■ Task prompt
Locate all lines with the word "dotted" and copy them out.

■ Extracted information
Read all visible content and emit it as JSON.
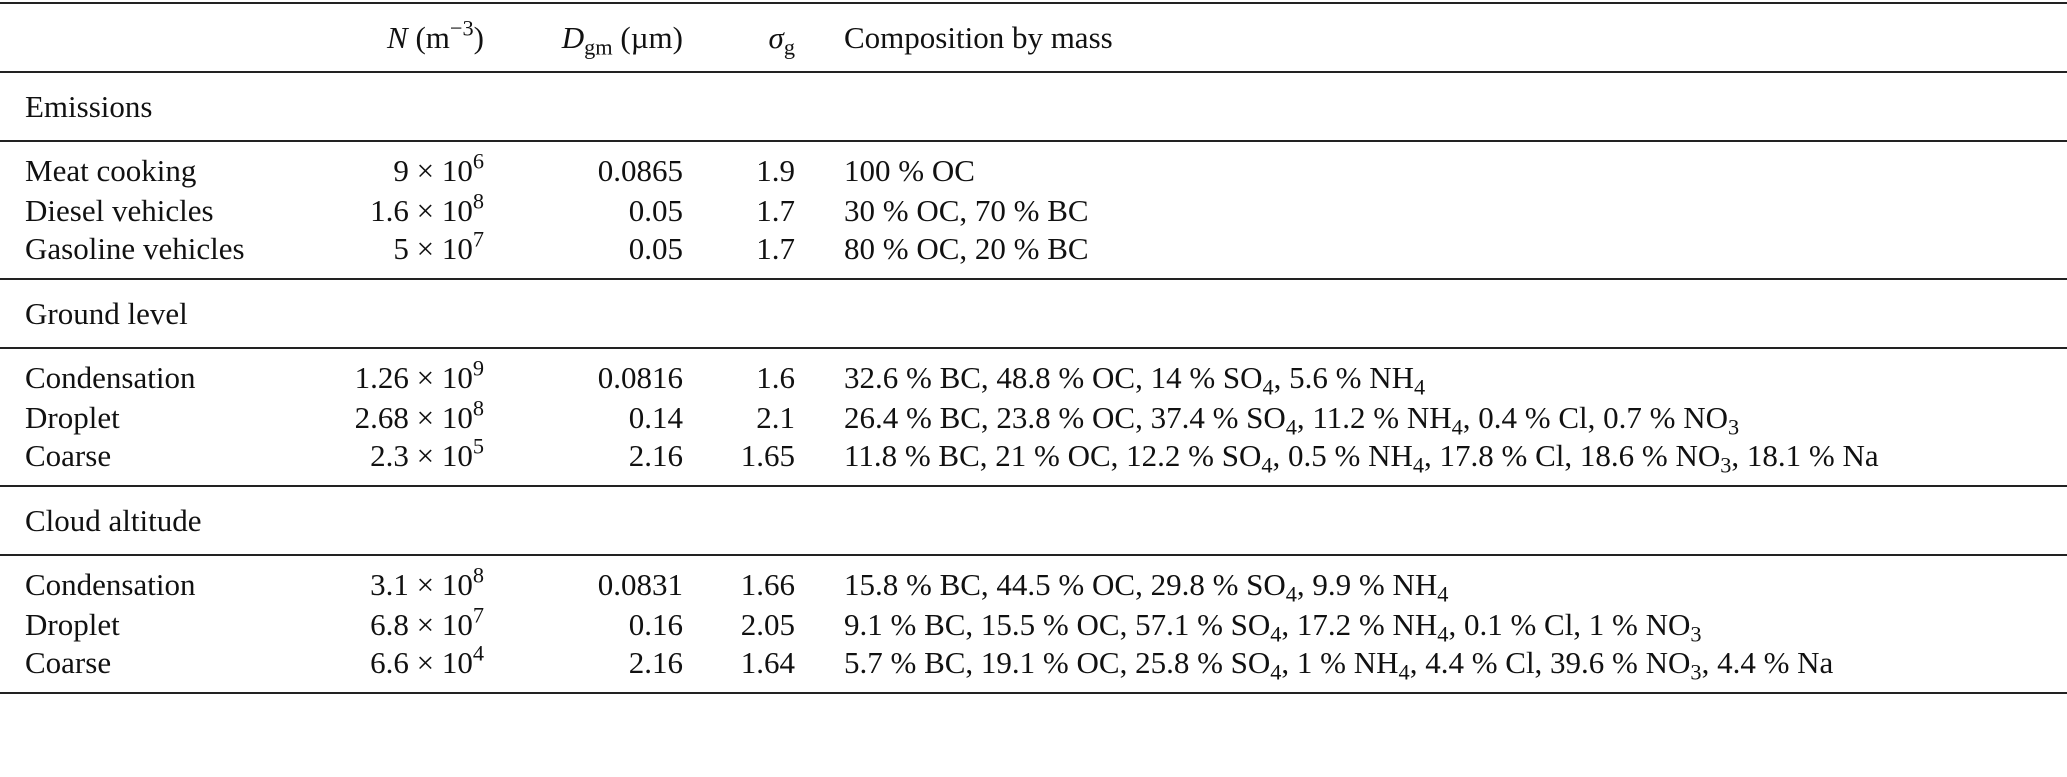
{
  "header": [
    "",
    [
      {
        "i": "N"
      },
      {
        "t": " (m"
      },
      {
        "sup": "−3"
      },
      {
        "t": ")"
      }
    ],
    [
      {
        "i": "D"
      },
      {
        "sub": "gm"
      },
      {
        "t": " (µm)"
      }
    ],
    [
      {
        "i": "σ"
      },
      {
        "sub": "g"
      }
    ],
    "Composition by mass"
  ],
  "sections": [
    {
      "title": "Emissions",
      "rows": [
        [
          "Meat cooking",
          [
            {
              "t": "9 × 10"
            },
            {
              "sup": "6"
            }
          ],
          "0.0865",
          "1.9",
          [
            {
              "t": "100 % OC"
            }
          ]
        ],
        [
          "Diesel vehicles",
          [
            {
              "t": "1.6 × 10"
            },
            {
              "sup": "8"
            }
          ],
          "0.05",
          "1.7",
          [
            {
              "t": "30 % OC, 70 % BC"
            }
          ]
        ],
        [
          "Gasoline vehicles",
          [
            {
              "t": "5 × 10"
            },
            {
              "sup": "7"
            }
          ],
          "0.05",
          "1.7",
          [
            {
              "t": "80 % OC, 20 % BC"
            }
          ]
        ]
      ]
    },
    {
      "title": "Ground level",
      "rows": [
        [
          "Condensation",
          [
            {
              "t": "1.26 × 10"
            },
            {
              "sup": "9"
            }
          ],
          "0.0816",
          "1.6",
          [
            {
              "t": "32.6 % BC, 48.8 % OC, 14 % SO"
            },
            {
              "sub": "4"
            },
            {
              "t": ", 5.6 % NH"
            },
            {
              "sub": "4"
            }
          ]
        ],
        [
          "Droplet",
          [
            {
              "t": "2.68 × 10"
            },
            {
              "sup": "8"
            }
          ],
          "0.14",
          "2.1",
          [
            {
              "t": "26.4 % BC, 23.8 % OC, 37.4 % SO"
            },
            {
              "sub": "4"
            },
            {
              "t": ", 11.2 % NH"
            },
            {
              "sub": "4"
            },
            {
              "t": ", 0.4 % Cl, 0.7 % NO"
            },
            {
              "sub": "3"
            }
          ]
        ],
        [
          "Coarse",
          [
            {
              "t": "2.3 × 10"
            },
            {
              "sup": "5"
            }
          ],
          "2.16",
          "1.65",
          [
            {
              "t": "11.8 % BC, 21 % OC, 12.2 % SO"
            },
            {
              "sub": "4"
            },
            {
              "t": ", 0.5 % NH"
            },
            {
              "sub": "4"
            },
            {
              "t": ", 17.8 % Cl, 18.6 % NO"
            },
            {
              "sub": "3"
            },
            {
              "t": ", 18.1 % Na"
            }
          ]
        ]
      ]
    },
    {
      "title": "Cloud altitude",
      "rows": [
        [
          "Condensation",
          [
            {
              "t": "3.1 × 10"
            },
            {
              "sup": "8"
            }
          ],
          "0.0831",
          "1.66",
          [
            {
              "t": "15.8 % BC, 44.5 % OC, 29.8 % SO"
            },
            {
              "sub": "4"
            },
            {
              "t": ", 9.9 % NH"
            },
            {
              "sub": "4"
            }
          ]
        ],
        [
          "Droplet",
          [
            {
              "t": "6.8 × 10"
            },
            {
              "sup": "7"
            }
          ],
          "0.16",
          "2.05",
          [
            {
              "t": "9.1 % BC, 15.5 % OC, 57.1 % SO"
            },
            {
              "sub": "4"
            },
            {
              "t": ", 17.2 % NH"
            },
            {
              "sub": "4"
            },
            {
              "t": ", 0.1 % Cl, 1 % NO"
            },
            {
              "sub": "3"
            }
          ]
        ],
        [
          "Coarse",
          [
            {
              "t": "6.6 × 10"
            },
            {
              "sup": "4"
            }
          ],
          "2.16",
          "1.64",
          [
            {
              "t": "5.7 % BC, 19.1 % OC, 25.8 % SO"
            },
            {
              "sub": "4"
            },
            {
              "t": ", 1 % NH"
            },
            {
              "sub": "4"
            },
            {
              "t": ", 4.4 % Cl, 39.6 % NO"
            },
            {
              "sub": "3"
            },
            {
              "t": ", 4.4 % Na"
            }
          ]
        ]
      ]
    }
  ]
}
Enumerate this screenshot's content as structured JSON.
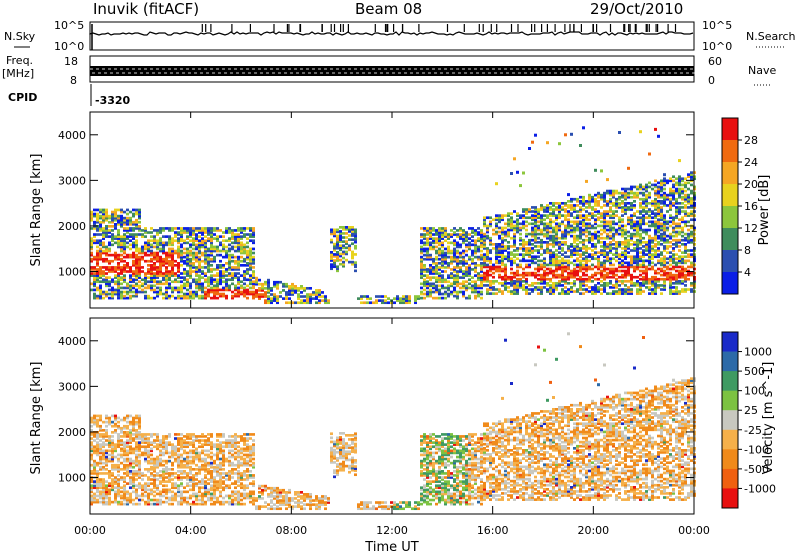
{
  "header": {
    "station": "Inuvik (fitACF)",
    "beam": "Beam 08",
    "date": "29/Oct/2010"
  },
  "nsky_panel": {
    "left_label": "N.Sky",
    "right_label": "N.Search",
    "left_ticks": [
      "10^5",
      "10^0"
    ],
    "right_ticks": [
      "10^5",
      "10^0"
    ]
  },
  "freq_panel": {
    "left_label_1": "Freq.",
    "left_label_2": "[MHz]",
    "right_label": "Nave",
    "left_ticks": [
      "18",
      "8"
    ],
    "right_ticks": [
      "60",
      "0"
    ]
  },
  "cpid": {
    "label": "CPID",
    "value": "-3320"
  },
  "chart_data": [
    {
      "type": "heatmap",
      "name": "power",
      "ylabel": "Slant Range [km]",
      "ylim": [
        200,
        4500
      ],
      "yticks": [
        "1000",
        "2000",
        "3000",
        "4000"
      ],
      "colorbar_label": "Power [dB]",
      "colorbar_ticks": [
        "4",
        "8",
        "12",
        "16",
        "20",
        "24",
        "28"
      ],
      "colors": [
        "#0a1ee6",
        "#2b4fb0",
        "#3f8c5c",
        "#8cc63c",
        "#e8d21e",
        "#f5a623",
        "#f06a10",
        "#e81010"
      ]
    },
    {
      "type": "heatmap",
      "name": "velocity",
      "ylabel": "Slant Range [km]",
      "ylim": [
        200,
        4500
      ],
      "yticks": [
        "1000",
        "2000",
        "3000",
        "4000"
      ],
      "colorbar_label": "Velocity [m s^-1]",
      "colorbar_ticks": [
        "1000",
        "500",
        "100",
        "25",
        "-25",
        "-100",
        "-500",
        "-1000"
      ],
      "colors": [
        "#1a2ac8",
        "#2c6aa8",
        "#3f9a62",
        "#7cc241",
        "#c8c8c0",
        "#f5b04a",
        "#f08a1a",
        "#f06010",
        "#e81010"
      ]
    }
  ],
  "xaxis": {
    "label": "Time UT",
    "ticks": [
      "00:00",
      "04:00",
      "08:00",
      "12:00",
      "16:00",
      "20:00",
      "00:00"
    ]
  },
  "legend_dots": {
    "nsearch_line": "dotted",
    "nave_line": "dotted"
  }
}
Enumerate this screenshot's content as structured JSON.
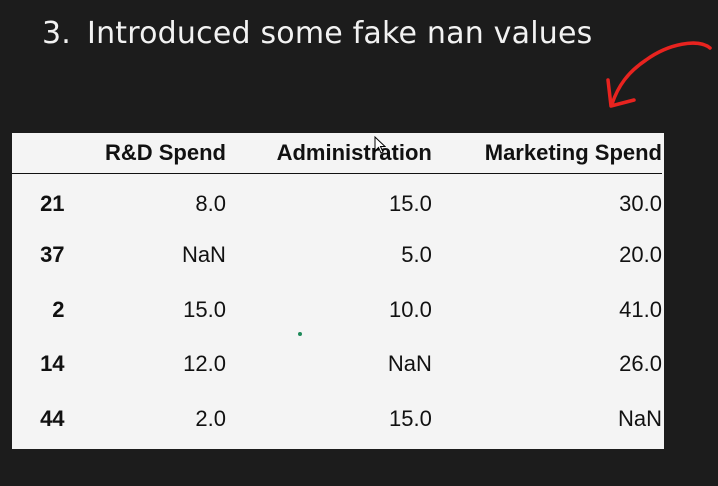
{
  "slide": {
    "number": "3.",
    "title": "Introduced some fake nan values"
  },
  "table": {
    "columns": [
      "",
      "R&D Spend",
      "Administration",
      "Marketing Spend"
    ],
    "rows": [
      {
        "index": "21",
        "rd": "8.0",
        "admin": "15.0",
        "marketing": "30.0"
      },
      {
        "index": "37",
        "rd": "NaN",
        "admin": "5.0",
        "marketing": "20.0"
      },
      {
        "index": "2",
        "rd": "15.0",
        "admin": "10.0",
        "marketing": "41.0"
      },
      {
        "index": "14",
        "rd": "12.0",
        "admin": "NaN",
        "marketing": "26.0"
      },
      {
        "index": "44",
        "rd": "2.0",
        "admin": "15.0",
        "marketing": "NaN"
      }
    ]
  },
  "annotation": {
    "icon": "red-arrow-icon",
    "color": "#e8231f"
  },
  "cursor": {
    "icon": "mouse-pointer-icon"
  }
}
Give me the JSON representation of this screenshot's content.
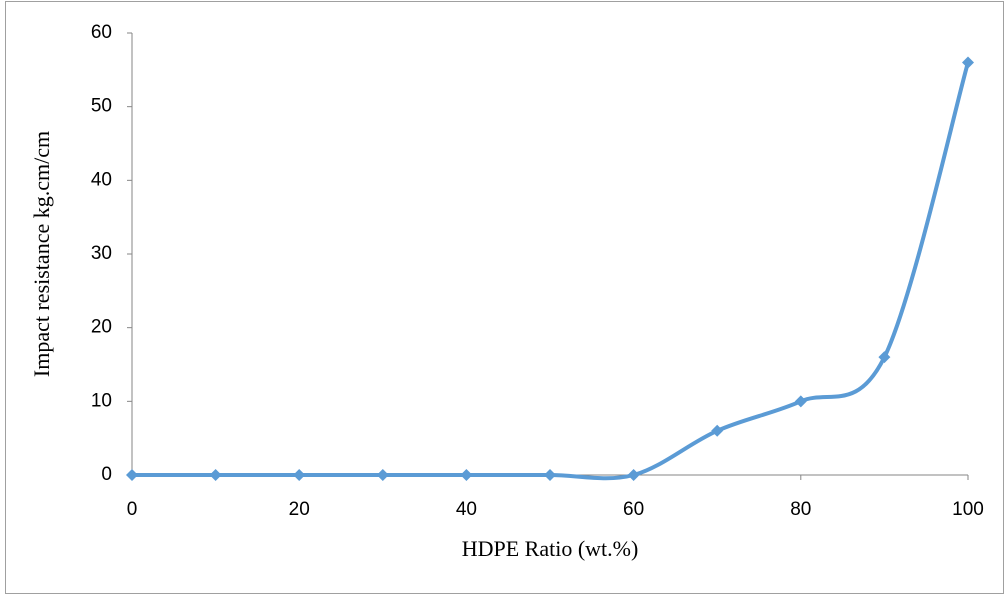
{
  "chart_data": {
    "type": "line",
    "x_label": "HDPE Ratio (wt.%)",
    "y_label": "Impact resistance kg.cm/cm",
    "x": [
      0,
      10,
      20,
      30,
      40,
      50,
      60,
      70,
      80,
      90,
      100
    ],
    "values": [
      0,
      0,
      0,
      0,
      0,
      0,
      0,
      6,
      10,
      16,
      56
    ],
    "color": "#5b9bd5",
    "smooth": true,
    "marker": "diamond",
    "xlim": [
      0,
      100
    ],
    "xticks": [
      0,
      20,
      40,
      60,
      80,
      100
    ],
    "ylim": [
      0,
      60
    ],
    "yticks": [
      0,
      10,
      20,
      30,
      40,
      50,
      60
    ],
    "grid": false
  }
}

■ Worked solution
    "nsearch_line": "dotted",
    "nave_line": "dotted"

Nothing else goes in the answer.